Given instruction
List all lines of the data containing the word "panel".

(Items from a figure collection)
========
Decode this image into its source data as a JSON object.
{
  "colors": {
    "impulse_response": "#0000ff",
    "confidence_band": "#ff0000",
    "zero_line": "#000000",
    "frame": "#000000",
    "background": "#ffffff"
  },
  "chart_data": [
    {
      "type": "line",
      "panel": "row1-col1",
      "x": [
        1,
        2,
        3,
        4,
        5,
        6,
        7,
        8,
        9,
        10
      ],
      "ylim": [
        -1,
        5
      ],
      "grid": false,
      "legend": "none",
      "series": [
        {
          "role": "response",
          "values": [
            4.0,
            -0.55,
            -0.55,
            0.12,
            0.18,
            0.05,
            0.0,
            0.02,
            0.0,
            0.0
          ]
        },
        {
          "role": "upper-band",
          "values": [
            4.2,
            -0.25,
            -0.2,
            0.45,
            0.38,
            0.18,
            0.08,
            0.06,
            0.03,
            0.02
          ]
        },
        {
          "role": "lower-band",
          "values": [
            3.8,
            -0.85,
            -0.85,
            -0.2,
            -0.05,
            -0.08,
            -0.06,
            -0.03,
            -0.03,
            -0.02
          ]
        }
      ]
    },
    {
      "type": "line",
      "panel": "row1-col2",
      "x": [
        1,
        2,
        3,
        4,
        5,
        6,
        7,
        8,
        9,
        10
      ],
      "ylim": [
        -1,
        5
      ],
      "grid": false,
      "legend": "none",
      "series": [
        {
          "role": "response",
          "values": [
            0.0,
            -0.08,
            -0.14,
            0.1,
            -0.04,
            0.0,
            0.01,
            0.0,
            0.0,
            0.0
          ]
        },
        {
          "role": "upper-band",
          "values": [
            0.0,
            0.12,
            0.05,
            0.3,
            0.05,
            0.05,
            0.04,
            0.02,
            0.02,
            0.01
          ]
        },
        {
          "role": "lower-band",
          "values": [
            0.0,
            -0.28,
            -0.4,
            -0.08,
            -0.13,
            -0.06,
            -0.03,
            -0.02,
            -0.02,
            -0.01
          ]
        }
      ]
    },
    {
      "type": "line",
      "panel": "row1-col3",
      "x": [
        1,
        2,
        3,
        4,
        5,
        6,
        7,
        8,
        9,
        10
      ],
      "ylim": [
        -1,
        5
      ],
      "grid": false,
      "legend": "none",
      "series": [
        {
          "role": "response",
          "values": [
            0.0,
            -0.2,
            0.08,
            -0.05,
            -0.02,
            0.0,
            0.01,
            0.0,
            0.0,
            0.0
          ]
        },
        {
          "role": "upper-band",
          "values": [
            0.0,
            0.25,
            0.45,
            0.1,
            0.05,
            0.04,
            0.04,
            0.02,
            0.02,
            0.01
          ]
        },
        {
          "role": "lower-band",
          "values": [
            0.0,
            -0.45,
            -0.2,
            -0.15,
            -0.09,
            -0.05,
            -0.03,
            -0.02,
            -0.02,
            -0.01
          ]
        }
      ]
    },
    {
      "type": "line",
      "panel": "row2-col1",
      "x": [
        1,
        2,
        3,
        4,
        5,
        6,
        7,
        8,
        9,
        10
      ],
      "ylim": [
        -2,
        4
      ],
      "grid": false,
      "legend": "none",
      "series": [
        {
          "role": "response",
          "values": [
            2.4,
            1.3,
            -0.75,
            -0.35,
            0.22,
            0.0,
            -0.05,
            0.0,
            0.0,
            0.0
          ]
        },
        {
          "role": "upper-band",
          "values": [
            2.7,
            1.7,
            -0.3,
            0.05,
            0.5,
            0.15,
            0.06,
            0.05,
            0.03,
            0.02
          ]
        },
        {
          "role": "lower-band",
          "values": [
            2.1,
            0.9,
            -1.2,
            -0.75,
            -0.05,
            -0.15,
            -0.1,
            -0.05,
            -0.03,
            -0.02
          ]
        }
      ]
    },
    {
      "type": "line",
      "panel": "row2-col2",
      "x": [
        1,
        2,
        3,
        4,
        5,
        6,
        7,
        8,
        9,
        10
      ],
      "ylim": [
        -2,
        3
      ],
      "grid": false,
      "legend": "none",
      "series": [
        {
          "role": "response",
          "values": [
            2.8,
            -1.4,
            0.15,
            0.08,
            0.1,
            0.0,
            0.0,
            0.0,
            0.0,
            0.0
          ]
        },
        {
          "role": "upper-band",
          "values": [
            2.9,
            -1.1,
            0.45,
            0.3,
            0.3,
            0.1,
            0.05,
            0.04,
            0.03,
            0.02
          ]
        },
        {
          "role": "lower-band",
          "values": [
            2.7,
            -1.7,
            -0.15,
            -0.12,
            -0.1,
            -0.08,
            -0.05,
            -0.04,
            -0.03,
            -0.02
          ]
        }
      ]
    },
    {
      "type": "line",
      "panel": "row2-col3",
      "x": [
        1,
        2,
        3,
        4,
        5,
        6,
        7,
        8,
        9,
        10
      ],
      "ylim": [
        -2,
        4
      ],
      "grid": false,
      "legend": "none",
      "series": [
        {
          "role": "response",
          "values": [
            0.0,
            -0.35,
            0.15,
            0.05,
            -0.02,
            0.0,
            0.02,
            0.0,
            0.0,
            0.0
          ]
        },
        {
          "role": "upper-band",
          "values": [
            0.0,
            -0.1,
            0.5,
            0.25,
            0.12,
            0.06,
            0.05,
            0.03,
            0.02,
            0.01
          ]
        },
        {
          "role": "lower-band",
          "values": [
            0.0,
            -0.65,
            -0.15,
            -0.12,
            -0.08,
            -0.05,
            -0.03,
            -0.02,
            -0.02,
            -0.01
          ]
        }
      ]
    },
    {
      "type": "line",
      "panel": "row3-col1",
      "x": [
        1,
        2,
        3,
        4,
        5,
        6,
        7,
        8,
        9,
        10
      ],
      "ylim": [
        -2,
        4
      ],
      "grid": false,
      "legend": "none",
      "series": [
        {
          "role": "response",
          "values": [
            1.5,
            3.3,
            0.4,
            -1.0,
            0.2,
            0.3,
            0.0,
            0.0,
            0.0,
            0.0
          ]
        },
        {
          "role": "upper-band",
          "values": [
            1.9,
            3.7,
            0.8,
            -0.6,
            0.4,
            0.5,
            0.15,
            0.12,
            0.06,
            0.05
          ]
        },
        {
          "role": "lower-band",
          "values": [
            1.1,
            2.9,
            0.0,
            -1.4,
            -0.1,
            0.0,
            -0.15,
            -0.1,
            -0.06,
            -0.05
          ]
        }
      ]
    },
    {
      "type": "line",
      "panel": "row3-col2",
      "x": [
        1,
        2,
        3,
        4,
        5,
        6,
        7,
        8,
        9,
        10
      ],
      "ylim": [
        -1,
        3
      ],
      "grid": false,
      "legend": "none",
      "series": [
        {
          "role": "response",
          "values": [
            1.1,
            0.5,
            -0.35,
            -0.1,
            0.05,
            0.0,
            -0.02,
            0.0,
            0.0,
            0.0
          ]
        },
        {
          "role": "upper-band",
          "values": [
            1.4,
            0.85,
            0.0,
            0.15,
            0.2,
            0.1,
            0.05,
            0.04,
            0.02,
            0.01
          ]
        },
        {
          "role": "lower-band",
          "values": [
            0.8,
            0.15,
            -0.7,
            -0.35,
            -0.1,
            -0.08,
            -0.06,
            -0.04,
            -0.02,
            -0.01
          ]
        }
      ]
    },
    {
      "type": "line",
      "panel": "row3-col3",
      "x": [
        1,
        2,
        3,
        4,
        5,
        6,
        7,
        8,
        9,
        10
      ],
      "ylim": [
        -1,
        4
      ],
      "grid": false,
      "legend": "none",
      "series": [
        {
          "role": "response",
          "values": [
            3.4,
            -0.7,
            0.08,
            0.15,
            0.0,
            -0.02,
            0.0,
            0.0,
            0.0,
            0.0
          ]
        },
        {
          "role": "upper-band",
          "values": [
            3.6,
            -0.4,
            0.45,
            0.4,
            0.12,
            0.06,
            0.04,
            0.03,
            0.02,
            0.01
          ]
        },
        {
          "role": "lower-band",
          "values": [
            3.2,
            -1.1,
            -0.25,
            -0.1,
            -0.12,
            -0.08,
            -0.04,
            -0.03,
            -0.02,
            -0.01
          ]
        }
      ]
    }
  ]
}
========
Written reply
      "panel": "row1-col1",
      "panel": "row1-col2",
      "panel": "row1-col3",
      "panel": "row2-col1",
      "panel": "row2-col2",
      "panel": "row2-col3",
      "panel": "row3-col1",
      "panel": "row3-col2",
      "panel": "row3-col3",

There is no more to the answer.